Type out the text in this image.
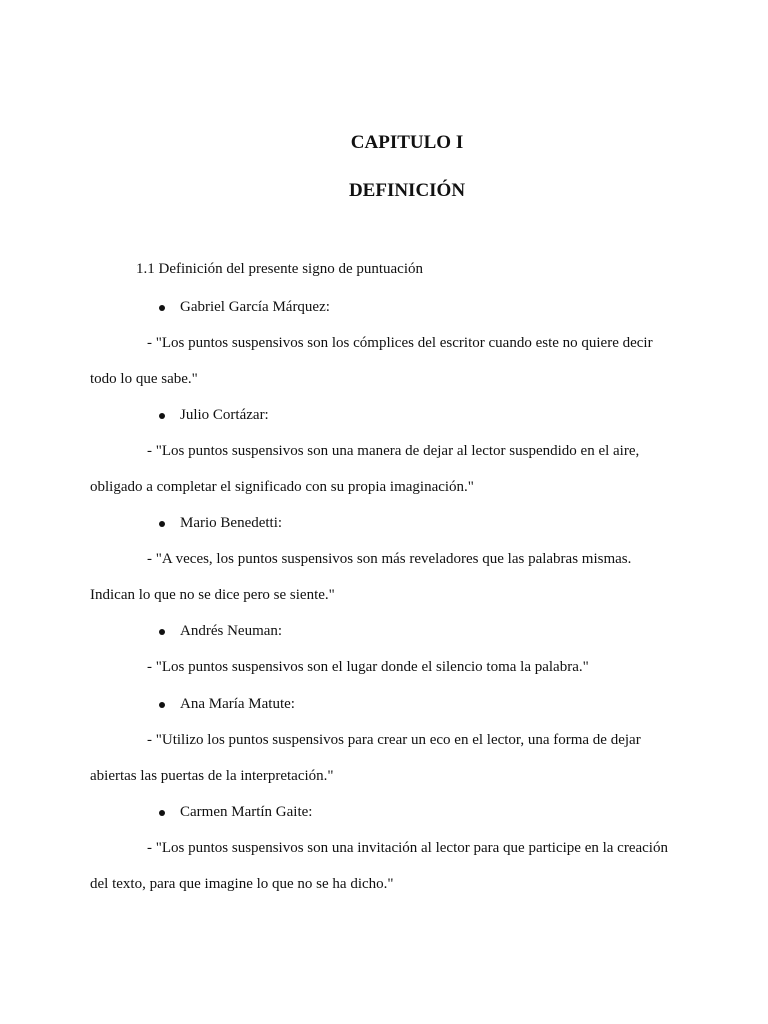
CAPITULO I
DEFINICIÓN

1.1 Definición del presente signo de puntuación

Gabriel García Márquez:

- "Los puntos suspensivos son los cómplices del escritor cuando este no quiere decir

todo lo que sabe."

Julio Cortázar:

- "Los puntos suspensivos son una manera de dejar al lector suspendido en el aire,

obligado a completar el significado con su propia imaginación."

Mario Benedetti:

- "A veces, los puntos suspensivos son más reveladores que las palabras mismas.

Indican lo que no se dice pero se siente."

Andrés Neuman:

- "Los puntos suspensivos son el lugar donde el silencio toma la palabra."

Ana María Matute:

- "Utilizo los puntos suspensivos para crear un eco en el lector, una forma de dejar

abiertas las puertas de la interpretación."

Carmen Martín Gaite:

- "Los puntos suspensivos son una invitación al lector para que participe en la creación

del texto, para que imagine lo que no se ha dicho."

---*---

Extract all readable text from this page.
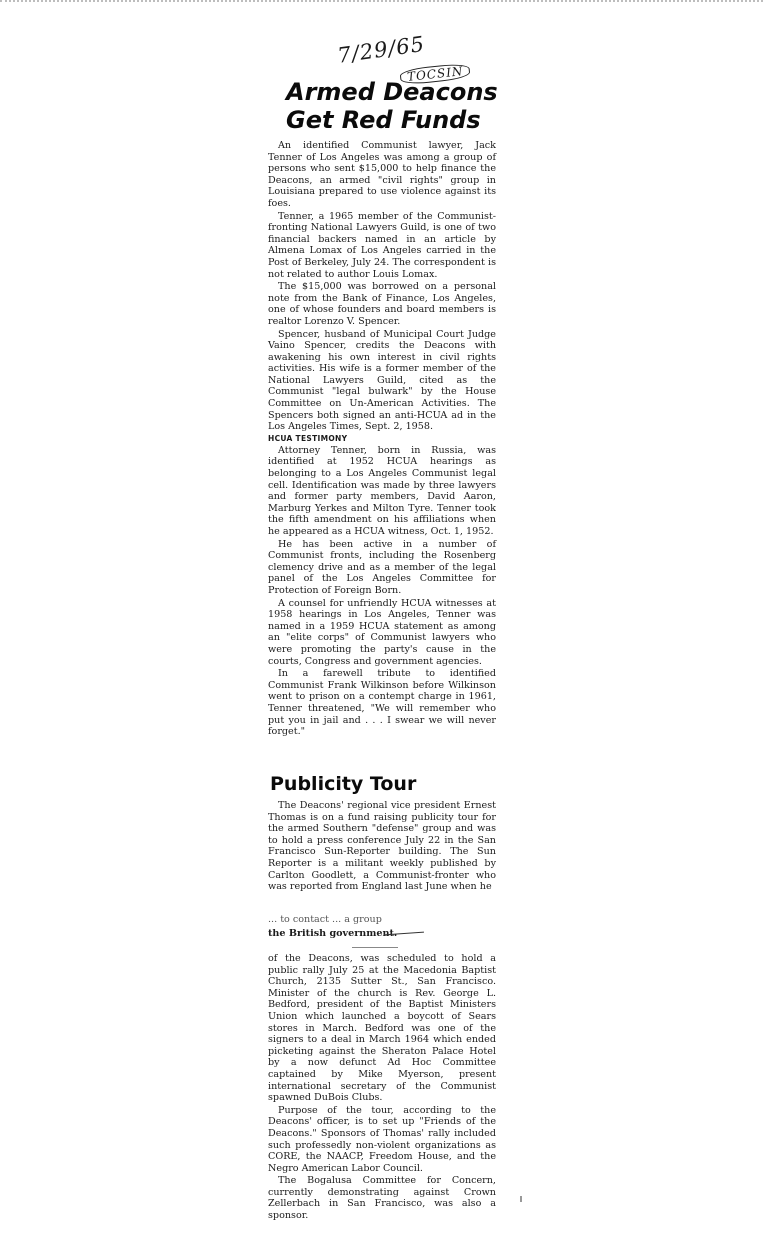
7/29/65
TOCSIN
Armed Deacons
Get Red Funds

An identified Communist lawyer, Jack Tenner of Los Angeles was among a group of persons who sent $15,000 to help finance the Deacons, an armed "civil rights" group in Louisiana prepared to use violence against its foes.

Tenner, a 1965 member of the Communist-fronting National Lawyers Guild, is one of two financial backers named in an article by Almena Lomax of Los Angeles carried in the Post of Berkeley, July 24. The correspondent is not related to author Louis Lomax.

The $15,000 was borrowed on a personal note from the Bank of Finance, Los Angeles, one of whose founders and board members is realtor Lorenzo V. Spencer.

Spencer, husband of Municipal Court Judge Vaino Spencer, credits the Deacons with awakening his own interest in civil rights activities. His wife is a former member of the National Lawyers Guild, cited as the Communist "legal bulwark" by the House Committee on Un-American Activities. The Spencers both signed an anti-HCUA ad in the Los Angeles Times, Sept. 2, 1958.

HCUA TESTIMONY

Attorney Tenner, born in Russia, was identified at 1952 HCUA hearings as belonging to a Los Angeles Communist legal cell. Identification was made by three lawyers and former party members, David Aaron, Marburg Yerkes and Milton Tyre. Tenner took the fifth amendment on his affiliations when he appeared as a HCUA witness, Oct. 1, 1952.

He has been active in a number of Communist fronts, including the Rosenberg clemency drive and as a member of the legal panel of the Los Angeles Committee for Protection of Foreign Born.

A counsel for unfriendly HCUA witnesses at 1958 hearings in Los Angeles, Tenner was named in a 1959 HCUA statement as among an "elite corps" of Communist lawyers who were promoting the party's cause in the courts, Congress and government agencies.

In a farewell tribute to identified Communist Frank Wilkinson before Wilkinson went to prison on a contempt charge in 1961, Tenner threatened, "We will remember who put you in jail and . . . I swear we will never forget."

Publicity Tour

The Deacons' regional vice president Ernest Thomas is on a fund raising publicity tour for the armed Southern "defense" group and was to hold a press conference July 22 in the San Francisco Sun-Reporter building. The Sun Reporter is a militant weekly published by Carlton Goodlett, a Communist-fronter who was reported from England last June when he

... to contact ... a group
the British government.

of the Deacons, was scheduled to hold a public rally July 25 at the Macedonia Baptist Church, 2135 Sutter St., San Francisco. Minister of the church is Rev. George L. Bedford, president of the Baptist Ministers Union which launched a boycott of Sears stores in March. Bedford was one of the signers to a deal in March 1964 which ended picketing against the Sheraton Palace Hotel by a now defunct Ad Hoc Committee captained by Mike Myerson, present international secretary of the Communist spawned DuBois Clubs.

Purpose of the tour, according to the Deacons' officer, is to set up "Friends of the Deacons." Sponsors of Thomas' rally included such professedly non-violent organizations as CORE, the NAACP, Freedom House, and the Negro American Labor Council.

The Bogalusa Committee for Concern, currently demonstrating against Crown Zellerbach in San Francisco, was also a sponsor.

---*---

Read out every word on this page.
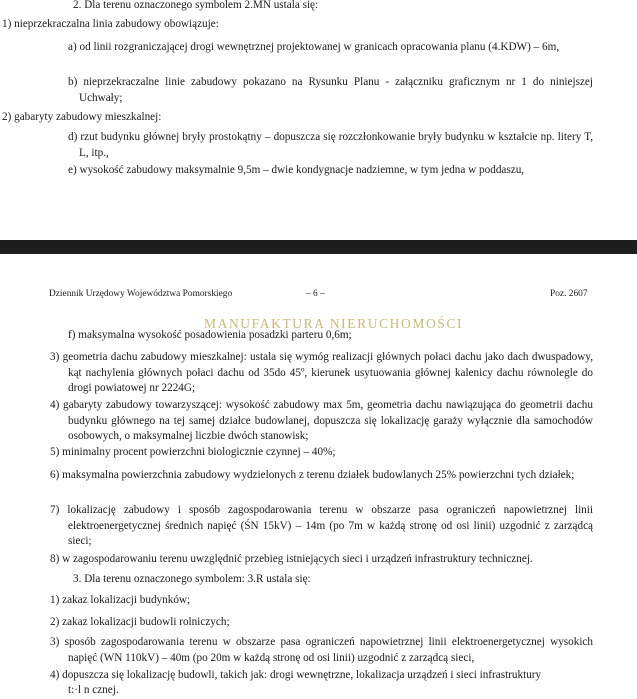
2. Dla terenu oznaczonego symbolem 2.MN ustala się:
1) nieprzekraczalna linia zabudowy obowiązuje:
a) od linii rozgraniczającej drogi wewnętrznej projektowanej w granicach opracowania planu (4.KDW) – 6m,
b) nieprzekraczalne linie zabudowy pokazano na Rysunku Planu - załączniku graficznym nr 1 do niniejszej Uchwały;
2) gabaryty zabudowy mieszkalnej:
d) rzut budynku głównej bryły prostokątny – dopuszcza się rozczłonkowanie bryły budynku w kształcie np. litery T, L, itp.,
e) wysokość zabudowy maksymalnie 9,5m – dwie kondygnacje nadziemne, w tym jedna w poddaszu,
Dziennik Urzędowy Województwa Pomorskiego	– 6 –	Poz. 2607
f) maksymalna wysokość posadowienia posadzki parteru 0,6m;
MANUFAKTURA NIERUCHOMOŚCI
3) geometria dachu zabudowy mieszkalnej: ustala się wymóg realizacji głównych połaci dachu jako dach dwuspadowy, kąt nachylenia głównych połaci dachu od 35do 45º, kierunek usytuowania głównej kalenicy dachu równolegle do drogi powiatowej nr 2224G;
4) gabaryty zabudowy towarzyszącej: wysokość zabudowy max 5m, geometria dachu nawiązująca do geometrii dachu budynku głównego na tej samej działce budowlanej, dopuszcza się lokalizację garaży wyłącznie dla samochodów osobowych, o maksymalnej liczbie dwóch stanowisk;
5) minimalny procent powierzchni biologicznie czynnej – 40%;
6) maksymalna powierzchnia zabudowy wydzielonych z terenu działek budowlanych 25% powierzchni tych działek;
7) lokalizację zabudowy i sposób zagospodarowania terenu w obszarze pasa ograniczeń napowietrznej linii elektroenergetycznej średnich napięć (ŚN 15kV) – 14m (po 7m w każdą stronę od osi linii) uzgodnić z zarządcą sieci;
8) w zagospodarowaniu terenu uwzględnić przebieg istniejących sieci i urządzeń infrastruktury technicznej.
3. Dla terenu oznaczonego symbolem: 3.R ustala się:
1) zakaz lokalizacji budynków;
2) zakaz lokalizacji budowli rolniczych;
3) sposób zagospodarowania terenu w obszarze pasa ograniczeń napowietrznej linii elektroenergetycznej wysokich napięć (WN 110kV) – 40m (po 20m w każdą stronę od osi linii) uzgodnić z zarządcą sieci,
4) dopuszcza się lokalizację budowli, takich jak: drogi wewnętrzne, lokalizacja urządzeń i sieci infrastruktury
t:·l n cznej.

---*---

*TASK:* Supply the count of lines in the entries that contain the word "former", and nothing besides.

*WRITTEN RESPONSE:* 2